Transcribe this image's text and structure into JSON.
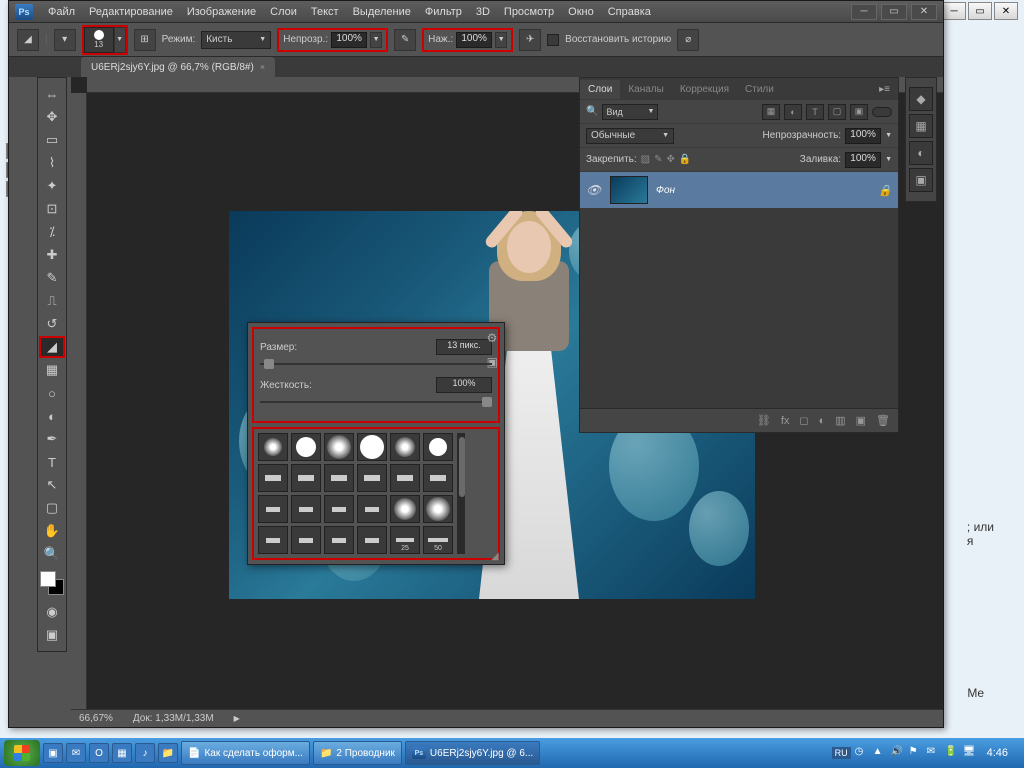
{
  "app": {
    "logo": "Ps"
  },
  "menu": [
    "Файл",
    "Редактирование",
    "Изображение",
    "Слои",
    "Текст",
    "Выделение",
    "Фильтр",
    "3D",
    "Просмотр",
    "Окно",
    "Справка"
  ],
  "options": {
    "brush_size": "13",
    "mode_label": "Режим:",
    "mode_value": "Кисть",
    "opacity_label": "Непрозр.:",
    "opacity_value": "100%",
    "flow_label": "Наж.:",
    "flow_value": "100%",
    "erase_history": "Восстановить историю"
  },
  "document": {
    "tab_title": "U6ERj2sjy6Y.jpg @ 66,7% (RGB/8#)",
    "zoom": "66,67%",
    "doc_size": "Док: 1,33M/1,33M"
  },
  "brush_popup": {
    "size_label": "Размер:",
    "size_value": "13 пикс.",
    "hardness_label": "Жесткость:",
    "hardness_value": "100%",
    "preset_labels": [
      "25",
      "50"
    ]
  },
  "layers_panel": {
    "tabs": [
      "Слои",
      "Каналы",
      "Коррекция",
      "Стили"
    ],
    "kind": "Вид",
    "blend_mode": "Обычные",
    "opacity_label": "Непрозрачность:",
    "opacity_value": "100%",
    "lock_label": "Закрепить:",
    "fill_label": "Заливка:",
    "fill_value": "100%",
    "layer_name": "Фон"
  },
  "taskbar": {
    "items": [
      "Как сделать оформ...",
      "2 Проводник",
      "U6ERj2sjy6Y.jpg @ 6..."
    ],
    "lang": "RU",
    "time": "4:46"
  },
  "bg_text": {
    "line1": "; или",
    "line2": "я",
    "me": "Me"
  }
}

==

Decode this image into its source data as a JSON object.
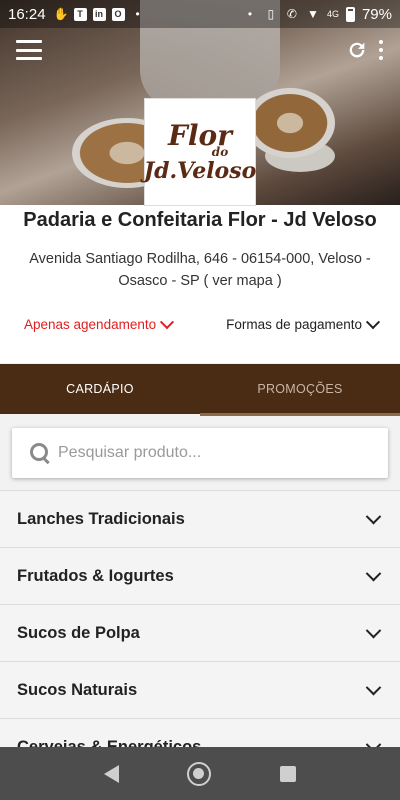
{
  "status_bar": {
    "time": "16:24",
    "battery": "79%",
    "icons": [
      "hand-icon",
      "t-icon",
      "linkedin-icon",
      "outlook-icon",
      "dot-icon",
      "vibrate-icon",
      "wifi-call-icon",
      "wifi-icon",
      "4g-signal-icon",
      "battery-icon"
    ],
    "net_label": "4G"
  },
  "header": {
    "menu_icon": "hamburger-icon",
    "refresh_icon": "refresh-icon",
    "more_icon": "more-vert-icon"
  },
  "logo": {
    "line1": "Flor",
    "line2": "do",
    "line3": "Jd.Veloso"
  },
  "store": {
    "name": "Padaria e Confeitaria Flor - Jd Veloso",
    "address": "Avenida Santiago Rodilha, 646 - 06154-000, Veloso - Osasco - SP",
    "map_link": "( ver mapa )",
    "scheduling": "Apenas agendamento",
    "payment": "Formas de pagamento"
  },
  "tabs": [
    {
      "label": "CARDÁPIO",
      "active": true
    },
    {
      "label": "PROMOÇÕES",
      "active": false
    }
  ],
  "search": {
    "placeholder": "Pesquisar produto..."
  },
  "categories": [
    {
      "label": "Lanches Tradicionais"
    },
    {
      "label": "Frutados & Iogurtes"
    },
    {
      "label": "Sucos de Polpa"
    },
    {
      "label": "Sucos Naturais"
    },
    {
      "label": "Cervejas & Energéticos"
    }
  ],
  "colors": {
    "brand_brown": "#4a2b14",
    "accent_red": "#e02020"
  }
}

_Objective_
Identify each line in the records above that contains the word "Sucos", and copy it out in full.

_Solution for this problem_
      "label": "Sucos de Polpa"
      "label": "Sucos Naturais"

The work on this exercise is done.